# Exercise goal
Of the lines in the records that follow, how many include the word "Container"? Answer with a bare number.

▬▬▬

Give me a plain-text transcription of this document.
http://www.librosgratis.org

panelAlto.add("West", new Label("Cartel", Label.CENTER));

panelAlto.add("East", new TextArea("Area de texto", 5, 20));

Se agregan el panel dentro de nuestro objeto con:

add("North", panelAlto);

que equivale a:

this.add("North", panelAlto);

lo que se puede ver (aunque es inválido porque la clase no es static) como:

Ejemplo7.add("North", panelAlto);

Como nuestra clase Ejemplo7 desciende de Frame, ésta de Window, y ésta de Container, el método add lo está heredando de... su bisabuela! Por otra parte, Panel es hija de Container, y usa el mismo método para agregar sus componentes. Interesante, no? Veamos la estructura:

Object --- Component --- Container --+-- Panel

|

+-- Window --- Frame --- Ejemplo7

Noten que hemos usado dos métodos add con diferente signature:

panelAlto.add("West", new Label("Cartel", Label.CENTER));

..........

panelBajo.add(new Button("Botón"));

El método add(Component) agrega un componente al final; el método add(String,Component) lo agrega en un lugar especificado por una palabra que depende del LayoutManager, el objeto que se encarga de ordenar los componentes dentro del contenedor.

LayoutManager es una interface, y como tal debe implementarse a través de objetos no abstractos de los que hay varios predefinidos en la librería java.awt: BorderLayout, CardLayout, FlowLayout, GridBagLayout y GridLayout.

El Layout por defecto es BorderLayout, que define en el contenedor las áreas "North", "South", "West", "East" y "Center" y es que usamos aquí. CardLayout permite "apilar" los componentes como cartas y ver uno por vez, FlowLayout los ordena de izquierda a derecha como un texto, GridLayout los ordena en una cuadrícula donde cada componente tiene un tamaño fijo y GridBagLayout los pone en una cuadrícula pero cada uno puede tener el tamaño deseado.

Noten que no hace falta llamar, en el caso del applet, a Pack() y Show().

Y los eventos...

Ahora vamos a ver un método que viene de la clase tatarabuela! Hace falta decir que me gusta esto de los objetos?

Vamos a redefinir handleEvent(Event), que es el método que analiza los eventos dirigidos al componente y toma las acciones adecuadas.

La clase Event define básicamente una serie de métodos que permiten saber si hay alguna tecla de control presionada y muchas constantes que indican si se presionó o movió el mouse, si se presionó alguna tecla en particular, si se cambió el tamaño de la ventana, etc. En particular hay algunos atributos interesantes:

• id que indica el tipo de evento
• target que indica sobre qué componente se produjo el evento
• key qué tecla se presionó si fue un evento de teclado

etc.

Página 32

▬▬▬

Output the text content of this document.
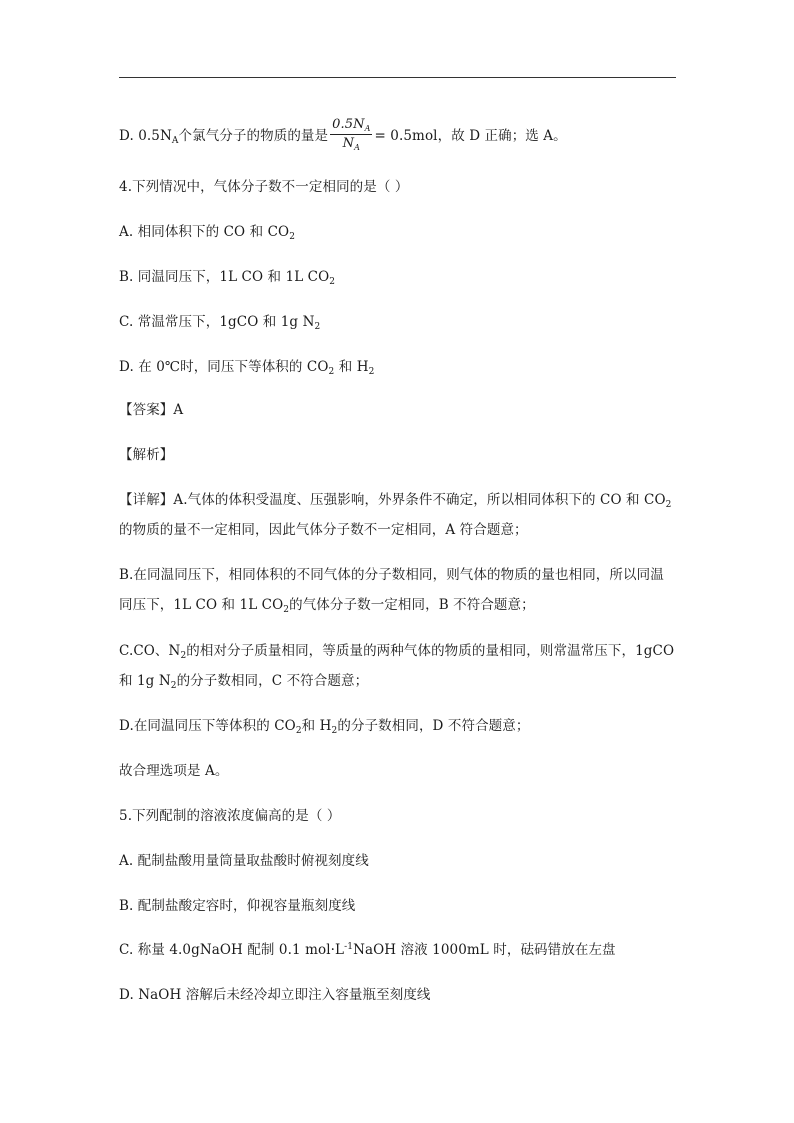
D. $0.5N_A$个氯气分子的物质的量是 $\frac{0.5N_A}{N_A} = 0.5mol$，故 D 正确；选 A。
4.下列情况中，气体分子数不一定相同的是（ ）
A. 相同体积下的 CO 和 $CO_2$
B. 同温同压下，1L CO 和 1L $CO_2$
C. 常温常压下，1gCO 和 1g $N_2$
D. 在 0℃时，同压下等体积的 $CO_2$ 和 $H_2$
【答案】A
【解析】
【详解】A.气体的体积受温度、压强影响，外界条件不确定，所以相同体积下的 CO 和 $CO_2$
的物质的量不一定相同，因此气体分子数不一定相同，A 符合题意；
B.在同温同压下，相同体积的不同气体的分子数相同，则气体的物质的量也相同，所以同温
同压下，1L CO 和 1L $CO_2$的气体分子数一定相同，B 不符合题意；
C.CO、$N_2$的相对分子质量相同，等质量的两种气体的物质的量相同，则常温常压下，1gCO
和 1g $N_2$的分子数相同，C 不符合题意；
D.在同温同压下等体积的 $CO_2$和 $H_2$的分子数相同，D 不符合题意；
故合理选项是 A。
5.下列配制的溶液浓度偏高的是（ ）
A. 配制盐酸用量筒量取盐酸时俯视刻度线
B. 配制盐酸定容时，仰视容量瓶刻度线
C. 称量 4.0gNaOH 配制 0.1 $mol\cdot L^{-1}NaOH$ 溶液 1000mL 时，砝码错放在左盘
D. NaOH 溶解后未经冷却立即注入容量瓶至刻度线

▬▬▬

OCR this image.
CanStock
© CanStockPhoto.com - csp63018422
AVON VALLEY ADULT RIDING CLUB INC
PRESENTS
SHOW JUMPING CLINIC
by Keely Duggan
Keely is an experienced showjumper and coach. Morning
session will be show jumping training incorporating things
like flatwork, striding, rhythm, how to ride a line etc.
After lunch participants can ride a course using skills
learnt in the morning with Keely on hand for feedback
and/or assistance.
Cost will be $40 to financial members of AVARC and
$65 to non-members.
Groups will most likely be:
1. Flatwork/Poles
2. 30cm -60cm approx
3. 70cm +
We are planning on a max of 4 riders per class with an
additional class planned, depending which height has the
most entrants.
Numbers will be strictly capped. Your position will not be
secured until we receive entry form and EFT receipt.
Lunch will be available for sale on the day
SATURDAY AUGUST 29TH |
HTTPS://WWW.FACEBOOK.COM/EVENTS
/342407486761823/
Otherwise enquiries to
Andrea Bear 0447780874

▬▬▬

# Exercise answer
2